* begin *
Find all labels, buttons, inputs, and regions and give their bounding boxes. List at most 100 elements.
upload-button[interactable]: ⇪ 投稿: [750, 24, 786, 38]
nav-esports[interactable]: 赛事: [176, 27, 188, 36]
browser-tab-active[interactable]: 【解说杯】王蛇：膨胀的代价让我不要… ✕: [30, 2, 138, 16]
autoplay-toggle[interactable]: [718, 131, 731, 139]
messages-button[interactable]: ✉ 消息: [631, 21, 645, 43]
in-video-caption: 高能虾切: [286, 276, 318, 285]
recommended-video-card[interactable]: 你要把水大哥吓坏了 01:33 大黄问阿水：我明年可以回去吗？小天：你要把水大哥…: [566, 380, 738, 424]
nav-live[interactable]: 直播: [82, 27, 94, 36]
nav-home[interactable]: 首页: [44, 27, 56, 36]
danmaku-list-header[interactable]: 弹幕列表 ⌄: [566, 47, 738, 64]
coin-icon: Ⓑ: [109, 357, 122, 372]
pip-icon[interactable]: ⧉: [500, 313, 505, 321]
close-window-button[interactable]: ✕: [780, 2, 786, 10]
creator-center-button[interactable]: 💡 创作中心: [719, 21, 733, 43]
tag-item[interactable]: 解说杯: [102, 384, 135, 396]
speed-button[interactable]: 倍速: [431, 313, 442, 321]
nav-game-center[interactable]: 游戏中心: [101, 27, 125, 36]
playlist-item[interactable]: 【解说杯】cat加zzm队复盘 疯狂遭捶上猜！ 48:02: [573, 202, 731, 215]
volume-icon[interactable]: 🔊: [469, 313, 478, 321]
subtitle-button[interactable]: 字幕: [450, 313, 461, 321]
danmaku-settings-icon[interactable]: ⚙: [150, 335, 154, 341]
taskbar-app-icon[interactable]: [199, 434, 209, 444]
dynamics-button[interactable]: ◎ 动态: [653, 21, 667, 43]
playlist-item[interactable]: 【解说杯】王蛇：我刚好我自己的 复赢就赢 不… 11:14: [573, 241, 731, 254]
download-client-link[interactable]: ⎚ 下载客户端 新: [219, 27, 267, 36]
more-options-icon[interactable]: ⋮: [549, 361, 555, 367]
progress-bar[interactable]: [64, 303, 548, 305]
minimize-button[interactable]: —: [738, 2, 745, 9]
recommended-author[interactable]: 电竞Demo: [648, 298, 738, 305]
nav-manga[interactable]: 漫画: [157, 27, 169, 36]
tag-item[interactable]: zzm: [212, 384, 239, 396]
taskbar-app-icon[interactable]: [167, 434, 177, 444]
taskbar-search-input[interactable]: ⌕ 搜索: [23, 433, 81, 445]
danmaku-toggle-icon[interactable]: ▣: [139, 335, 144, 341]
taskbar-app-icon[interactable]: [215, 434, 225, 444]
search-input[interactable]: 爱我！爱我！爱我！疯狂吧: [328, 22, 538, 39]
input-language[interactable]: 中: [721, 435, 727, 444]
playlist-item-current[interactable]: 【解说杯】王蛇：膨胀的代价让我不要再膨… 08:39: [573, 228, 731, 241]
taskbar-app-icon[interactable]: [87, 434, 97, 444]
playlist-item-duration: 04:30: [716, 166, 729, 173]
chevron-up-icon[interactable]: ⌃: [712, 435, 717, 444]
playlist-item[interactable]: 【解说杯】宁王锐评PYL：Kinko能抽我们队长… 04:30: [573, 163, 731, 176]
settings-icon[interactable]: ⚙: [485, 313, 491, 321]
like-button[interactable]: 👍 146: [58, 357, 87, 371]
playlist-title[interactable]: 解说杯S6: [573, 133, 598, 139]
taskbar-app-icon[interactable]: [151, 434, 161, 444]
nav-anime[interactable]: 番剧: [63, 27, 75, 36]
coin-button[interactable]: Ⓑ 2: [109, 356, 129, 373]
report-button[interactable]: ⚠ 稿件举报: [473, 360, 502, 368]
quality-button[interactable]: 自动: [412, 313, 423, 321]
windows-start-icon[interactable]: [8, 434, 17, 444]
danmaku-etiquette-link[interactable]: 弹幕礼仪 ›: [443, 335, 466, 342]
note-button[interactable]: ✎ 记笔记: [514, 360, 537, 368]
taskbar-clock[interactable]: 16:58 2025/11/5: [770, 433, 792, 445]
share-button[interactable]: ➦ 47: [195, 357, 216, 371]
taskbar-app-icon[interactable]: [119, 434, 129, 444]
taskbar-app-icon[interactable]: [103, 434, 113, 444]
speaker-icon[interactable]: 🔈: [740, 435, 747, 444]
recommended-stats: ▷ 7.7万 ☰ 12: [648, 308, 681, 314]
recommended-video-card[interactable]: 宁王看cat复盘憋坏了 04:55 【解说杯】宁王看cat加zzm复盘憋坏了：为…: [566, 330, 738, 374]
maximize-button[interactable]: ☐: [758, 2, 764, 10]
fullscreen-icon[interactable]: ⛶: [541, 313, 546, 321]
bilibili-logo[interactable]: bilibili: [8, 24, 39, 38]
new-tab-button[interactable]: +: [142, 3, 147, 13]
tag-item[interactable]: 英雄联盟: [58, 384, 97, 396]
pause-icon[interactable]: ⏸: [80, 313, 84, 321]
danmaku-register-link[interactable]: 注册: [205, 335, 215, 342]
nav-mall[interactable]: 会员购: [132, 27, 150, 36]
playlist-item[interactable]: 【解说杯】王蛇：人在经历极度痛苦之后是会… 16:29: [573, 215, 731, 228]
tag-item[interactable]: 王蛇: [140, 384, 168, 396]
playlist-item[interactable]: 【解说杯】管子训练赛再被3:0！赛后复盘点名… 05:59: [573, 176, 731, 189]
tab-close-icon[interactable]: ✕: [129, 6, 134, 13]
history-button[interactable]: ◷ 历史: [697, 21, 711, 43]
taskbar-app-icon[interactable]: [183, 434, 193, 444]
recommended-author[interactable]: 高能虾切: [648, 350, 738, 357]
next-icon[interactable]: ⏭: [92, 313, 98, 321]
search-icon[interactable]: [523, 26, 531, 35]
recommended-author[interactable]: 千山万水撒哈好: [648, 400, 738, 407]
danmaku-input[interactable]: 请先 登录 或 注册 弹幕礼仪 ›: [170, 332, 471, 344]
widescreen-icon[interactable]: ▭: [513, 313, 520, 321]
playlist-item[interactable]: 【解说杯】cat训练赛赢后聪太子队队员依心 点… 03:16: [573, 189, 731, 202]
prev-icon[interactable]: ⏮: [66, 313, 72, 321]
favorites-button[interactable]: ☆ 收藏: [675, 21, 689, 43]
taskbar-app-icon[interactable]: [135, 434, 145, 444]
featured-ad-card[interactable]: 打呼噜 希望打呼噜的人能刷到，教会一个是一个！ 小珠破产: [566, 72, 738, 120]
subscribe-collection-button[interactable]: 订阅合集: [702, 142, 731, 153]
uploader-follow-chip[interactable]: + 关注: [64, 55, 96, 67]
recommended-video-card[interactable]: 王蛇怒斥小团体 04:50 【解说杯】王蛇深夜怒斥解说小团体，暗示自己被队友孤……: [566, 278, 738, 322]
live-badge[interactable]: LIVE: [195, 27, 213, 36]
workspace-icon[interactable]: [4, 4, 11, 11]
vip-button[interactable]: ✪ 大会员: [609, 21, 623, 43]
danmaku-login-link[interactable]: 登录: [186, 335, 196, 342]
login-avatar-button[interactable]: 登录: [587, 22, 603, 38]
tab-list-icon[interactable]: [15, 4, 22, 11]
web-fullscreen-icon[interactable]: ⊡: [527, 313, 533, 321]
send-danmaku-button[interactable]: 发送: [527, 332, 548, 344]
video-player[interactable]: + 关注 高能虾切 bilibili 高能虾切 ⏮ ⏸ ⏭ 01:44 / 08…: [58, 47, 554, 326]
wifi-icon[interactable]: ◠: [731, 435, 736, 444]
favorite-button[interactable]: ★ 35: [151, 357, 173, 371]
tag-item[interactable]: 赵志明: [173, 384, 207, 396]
* end *
**Task statement**
Output the lines from the start of the records through the line containing "download-client-link[interactable]: ⎚ 下载客户端", both ends included, reproduced verbatim.

**Solution**
Find all labels, buttons, inputs, and regions and give their bounding boxes. List at most 100 elements.
upload-button[interactable]: ⇪ 投稿: [750, 24, 786, 38]
nav-esports[interactable]: 赛事: [176, 27, 188, 36]
browser-tab-active[interactable]: 【解说杯】王蛇：膨胀的代价让我不要… ✕: [30, 2, 138, 16]
autoplay-toggle[interactable]: [718, 131, 731, 139]
messages-button[interactable]: ✉ 消息: [631, 21, 645, 43]
in-video-caption: 高能虾切: [286, 276, 318, 285]
recommended-video-card[interactable]: 你要把水大哥吓坏了 01:33 大黄问阿水：我明年可以回去吗？小天：你要把水大哥…: [566, 380, 738, 424]
nav-live[interactable]: 直播: [82, 27, 94, 36]
nav-home[interactable]: 首页: [44, 27, 56, 36]
danmaku-list-header[interactable]: 弹幕列表 ⌄: [566, 47, 738, 64]
coin-icon: Ⓑ: [109, 357, 122, 372]
pip-icon[interactable]: ⧉: [500, 313, 505, 321]
close-window-button[interactable]: ✕: [780, 2, 786, 10]
creator-center-button[interactable]: 💡 创作中心: [719, 21, 733, 43]
tag-item[interactable]: 解说杯: [102, 384, 135, 396]
speed-button[interactable]: 倍速: [431, 313, 442, 321]
nav-game-center[interactable]: 游戏中心: [101, 27, 125, 36]
playlist-item[interactable]: 【解说杯】cat加zzm队复盘 疯狂遭捶上猜！ 48:02: [573, 202, 731, 215]
volume-icon[interactable]: 🔊: [469, 313, 478, 321]
subtitle-button[interactable]: 字幕: [450, 313, 461, 321]
danmaku-settings-icon[interactable]: ⚙: [150, 335, 154, 341]
taskbar-app-icon[interactable]: [199, 434, 209, 444]
dynamics-button[interactable]: ◎ 动态: [653, 21, 667, 43]
playlist-item[interactable]: 【解说杯】王蛇：我刚好我自己的 复赢就赢 不… 11:14: [573, 241, 731, 254]
download-client-link[interactable]: ⎚ 下载客户端 新: [219, 27, 267, 36]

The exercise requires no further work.